Recorded data
╔══

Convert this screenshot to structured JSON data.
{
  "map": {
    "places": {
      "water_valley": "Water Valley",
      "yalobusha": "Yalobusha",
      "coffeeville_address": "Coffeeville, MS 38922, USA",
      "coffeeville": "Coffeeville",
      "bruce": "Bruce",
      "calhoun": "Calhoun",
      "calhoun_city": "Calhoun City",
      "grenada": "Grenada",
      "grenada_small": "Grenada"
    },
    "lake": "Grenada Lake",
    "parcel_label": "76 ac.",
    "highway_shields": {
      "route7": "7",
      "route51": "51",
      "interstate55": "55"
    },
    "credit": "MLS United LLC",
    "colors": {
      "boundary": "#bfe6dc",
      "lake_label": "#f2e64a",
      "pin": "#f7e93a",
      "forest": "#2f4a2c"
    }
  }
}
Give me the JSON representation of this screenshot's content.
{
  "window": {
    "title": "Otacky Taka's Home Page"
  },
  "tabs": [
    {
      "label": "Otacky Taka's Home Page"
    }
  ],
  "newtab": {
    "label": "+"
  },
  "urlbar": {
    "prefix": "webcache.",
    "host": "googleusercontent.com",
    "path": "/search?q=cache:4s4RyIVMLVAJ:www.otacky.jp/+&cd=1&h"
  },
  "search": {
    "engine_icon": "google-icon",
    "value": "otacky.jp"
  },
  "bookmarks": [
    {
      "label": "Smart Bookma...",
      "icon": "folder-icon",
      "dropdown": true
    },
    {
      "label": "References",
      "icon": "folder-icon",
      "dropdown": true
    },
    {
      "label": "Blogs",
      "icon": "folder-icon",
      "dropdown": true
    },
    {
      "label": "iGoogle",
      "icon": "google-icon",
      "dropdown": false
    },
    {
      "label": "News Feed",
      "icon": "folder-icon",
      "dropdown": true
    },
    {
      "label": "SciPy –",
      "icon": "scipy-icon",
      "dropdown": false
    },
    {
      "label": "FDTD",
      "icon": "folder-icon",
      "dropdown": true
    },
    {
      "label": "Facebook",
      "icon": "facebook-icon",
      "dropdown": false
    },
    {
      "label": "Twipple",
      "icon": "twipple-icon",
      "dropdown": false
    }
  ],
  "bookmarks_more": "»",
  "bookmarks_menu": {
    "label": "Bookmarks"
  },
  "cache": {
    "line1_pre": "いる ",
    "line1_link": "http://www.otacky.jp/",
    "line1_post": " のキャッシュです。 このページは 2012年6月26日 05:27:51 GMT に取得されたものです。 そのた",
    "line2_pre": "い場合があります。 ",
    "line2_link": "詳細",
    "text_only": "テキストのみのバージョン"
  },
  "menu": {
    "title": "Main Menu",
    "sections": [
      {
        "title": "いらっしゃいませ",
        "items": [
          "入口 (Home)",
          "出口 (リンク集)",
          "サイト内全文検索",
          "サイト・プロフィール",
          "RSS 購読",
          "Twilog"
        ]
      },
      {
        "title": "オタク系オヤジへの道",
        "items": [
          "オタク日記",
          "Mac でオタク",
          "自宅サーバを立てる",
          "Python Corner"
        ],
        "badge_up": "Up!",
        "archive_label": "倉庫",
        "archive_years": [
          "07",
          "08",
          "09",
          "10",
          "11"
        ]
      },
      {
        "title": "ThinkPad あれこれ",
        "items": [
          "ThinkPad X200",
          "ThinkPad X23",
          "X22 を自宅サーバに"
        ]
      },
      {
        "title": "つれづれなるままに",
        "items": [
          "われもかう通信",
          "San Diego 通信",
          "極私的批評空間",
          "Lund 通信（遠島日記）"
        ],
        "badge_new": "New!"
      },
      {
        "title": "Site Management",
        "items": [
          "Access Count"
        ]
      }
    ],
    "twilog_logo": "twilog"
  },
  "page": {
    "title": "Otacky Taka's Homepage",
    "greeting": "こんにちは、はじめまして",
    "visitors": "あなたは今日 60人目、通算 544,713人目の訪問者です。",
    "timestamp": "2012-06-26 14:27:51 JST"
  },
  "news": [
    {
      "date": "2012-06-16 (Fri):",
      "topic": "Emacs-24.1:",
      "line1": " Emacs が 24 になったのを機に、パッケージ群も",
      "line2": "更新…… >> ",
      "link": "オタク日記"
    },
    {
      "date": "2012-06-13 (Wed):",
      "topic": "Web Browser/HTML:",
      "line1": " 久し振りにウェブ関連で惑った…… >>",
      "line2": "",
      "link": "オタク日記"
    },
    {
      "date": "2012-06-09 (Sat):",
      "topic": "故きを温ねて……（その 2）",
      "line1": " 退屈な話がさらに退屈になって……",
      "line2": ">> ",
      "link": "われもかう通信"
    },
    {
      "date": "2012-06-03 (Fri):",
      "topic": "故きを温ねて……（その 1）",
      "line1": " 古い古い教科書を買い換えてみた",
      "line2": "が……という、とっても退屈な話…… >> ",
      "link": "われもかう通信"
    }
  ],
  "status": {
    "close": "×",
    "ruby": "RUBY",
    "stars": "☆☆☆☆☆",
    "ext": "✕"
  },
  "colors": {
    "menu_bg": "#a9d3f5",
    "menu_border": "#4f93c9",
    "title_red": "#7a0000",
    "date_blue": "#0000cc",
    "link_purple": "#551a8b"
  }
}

╚══

- The problem:
From the entries above, list each line with "Emacs" in it.

- Reply:
      "topic": "Emacs-24.1:",
      "line1": " Emacs が 24 になったのを機に、パッケージ群も",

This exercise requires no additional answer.